▶

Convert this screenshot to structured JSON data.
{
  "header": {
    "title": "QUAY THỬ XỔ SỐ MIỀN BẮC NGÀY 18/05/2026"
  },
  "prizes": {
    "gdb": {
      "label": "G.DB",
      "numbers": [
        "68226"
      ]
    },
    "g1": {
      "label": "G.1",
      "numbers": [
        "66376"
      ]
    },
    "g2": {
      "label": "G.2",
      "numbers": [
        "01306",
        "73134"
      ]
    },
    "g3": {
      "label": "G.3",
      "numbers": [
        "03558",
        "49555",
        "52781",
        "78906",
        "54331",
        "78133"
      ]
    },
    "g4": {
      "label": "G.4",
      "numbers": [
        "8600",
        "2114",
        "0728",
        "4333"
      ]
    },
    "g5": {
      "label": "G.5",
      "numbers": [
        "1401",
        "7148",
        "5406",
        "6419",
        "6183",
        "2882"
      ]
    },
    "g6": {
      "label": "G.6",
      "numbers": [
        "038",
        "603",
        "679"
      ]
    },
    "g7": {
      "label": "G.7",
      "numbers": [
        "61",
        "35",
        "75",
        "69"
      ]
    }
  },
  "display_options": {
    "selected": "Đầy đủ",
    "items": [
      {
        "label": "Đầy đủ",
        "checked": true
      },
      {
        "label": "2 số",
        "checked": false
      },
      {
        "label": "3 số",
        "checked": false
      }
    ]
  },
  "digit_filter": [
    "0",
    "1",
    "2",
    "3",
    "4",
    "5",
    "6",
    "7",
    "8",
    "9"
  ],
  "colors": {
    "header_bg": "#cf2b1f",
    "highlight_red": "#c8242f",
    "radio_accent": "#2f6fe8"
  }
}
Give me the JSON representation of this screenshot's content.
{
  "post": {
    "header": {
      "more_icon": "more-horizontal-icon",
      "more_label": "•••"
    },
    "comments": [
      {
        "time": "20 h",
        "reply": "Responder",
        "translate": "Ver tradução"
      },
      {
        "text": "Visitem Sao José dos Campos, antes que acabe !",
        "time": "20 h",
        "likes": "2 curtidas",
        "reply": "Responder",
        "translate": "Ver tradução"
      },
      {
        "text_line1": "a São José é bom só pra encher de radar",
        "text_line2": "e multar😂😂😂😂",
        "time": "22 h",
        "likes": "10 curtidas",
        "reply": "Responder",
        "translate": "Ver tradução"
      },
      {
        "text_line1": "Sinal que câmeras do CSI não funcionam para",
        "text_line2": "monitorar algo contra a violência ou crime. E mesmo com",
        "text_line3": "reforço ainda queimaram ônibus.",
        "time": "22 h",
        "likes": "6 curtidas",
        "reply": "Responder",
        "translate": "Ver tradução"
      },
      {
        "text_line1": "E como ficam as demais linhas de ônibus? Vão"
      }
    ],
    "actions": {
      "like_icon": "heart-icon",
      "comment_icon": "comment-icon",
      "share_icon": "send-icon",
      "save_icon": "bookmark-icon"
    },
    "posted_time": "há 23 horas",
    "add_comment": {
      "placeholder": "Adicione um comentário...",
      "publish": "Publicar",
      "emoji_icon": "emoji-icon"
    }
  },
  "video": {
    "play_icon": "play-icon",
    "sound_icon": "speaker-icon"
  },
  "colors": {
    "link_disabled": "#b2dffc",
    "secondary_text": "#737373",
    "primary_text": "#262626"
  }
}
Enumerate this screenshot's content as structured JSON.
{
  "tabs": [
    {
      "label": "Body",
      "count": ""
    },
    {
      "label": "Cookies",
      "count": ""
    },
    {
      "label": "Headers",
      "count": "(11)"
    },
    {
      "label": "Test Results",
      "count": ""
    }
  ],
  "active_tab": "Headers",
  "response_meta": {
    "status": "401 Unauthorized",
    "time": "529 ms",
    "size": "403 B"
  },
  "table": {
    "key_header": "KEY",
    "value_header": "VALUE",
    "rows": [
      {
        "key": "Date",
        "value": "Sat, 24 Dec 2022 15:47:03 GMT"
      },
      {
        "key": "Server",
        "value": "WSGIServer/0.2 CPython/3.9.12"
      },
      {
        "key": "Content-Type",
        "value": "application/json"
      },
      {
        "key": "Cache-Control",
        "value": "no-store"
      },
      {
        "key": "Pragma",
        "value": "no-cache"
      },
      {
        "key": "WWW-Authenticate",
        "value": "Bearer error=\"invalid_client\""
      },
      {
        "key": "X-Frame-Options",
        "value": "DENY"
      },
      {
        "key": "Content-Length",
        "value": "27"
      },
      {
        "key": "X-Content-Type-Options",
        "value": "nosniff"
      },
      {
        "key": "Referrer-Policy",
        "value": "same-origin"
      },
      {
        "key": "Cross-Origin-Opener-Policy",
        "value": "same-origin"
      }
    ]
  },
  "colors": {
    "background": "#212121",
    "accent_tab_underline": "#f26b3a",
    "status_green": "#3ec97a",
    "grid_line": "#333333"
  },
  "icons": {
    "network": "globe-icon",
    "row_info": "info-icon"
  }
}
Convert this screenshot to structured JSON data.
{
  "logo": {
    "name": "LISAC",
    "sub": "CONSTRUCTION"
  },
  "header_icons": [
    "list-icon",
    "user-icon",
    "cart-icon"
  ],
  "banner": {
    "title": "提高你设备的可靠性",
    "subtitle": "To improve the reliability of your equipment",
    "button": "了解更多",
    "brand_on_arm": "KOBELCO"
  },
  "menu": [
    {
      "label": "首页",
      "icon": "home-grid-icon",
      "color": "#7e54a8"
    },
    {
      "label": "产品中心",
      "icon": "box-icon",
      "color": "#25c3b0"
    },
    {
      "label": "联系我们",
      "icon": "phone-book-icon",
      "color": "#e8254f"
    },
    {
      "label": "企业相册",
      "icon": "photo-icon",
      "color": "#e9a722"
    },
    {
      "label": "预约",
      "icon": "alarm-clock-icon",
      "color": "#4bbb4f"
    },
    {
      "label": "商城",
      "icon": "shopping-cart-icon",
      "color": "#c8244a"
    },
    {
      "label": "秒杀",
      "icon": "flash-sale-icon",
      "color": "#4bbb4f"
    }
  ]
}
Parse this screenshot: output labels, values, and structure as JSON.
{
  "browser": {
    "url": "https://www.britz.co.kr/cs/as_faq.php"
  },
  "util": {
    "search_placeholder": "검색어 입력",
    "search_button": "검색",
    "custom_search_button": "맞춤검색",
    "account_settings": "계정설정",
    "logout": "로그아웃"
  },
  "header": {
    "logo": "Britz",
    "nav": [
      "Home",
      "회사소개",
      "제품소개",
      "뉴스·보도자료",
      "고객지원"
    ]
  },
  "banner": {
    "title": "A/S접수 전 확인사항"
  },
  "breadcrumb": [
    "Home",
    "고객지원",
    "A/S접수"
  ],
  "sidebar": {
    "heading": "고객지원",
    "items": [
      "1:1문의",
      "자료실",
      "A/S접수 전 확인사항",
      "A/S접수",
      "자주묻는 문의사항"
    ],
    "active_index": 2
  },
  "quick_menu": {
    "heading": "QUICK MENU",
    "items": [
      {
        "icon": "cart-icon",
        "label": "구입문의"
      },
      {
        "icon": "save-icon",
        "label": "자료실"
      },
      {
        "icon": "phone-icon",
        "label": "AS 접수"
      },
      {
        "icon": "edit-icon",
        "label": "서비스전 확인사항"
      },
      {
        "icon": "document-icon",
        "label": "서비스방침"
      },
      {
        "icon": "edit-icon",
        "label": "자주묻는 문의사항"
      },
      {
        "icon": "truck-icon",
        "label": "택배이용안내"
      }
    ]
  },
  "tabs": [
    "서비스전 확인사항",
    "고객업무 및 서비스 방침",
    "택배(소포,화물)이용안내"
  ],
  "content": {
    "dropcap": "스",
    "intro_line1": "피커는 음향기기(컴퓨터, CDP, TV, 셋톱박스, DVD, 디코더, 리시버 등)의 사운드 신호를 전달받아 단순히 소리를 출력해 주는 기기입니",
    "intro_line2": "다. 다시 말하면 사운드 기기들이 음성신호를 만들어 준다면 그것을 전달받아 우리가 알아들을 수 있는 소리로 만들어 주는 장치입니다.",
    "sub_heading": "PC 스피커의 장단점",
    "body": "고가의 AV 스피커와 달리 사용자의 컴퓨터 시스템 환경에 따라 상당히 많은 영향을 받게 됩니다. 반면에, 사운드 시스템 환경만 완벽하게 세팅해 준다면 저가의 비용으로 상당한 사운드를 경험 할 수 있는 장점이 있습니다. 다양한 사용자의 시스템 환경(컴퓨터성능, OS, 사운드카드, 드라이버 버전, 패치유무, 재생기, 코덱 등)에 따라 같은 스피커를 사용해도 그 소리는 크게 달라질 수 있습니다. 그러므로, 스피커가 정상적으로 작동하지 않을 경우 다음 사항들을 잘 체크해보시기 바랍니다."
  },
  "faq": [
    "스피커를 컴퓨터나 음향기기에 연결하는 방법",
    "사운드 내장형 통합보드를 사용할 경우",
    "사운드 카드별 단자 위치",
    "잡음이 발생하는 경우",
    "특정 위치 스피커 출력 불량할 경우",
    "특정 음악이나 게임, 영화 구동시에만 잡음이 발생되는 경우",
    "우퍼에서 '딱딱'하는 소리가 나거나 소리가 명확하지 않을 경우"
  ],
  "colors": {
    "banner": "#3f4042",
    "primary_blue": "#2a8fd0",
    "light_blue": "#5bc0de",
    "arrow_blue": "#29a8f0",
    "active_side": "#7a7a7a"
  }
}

◀

» **Task brief**
From the records above, copy every line that holds the word "스피커를".

» **Answer below**
    "body": "고가의 AV 스피커와 달리 사용자의 컴퓨터 시스템 환경에 따라 상당히 많은 영향을 받게 됩니다. 반면에, 사운드 시스템 환경만 완벽하게 세팅해 준다면 저가의 비용으로 상당한 사운드를 경험 할 수 있는 장점이 있습니다. 다양한 사용자의 시스템 환경(컴퓨터성능, OS, 사운드카드, 드라이버 버전, 패치유무, 재생기, 코덱 등)에 따라 같은 스피커를 사용해도 그 소리는 크게 달라질 수 있습니다. 그러므로, 스피커가 정상적으로 작동하지 않을 경우 다음 사항들을 잘 체크해보시기 바랍니다."
    "스피커를 컴퓨터나 음향기기에 연결하는 방법",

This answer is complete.